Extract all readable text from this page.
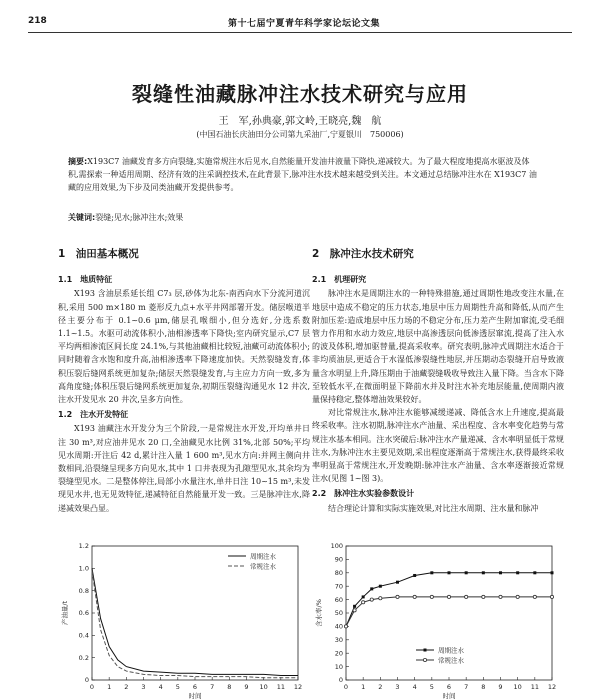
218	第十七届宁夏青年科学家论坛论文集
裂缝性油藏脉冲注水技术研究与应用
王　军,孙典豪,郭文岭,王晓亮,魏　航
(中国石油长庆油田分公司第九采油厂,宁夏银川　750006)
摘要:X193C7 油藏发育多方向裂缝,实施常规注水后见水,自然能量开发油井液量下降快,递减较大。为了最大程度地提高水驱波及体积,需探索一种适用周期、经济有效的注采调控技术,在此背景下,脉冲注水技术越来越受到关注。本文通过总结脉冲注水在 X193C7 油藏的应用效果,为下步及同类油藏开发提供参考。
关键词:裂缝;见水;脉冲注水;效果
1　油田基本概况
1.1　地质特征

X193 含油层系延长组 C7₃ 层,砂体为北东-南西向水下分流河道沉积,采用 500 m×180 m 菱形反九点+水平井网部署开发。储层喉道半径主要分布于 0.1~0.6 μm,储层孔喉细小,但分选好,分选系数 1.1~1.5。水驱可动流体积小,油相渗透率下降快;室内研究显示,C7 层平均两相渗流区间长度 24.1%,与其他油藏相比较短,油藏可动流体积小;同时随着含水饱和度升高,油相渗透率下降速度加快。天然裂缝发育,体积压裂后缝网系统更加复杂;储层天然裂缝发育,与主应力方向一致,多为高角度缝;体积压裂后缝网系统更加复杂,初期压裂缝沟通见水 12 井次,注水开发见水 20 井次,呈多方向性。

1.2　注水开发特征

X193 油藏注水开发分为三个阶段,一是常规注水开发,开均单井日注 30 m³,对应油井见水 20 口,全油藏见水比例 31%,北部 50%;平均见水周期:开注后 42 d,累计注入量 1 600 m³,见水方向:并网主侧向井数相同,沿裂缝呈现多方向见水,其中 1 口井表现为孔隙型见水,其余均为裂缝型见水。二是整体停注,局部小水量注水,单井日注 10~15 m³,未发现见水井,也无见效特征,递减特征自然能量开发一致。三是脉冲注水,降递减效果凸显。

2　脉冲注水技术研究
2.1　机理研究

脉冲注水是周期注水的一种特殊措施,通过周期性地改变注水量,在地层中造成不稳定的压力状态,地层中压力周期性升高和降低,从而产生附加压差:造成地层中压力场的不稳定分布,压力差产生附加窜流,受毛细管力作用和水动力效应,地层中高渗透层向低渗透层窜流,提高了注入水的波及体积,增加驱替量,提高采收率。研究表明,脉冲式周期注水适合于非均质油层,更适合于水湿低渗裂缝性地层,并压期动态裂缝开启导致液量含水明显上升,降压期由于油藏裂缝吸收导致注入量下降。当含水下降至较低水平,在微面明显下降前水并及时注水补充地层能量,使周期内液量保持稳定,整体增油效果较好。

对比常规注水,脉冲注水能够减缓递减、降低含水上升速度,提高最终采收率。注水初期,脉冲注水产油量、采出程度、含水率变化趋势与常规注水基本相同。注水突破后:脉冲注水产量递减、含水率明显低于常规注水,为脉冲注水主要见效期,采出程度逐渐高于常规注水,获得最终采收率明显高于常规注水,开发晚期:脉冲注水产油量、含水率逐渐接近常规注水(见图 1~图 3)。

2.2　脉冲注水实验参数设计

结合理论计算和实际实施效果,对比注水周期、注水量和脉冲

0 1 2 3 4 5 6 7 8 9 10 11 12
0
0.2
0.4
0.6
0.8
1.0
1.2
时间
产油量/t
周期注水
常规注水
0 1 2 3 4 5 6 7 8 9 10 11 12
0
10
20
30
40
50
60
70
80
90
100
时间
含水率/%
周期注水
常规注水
+---+
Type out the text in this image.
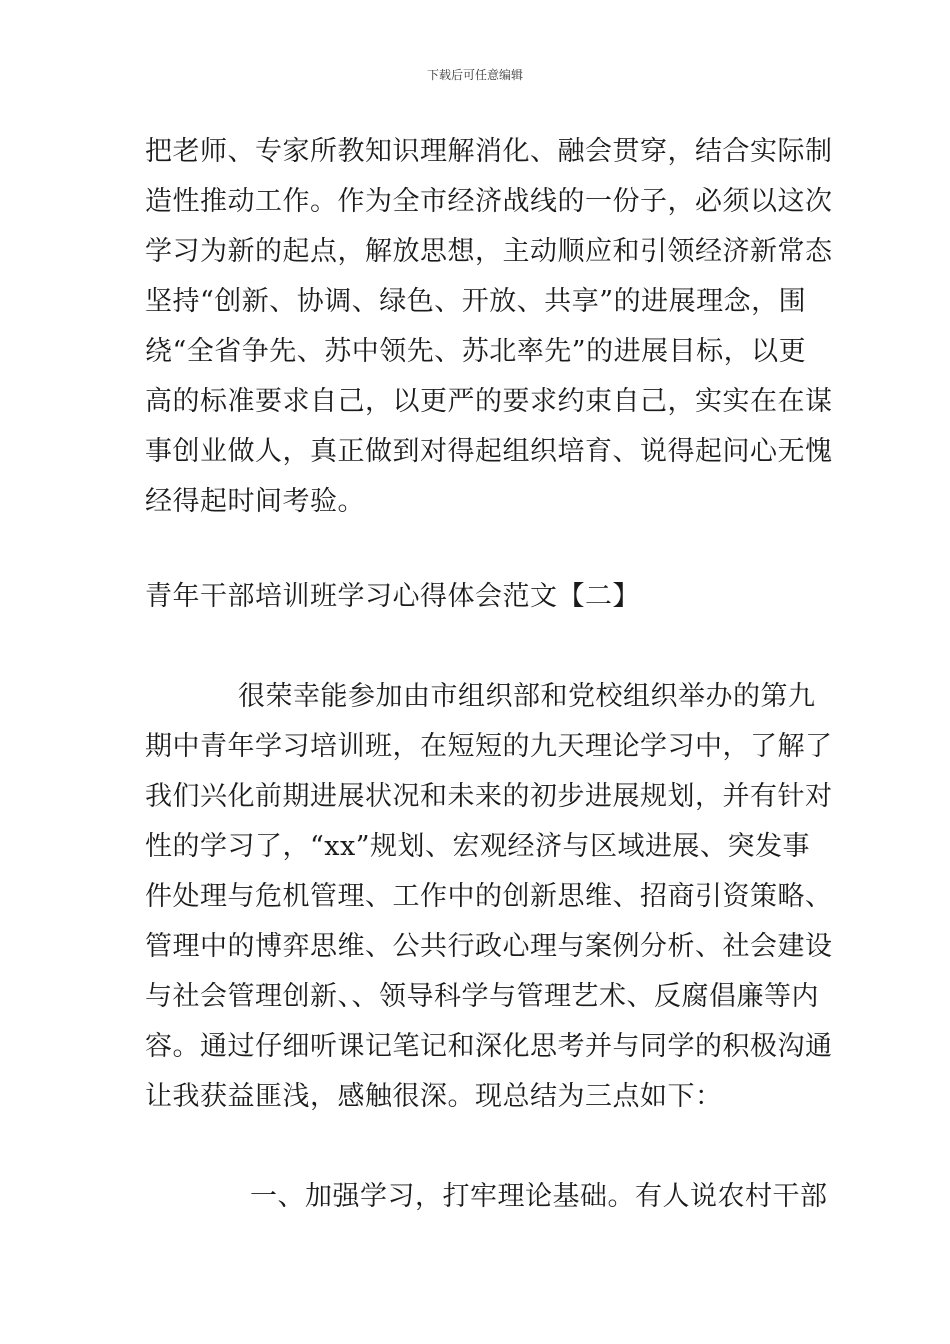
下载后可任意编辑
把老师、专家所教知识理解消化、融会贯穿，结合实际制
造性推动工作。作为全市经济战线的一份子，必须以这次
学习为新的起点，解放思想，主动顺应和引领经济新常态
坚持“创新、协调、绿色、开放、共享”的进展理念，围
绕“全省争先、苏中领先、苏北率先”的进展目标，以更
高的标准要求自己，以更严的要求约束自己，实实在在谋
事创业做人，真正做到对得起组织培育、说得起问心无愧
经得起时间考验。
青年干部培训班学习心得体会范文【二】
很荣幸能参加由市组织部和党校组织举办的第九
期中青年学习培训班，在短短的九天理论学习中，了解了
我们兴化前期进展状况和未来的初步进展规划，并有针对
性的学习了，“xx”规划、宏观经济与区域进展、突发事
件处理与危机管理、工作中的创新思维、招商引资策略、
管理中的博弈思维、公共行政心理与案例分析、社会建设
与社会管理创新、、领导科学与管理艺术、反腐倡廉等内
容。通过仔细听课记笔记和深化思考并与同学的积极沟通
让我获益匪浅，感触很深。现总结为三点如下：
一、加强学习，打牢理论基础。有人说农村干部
+---+
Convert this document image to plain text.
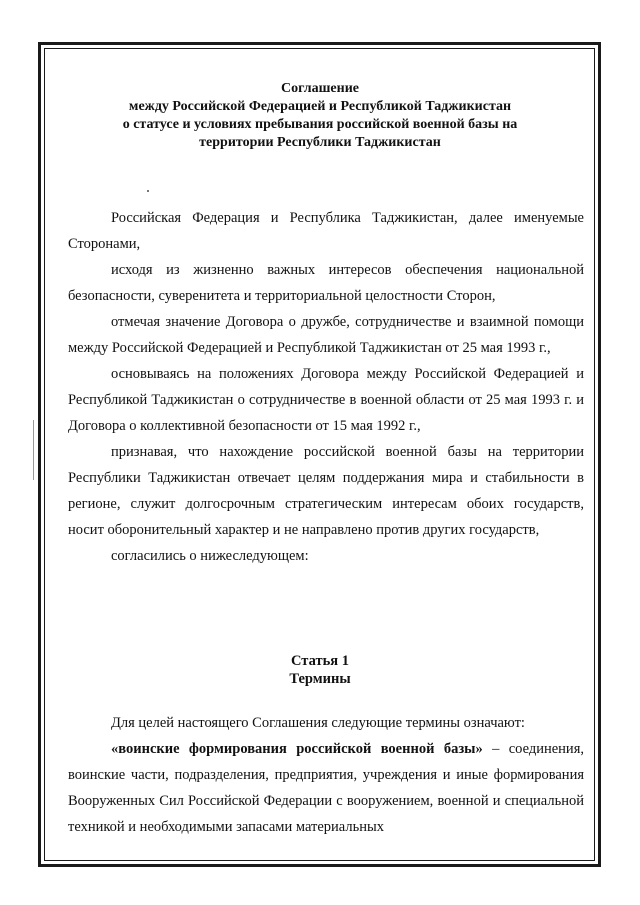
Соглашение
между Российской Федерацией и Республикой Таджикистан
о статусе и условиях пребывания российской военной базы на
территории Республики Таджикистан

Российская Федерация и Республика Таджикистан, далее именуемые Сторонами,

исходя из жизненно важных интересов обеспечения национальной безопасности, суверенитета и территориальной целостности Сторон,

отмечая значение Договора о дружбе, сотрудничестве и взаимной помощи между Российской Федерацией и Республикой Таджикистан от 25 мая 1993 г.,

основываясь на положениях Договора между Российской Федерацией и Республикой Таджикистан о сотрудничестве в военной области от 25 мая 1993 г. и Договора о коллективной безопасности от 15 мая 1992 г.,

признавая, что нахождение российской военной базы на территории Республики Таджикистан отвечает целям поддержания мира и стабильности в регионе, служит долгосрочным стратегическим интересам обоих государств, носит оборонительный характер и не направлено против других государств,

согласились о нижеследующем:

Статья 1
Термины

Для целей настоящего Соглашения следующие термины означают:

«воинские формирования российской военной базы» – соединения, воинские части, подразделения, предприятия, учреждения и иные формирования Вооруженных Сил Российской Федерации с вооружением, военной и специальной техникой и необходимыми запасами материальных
+---+
What to do -
Examine the records and report how many lines contain the string "Республики". Only the number should be given.

The completed task -
2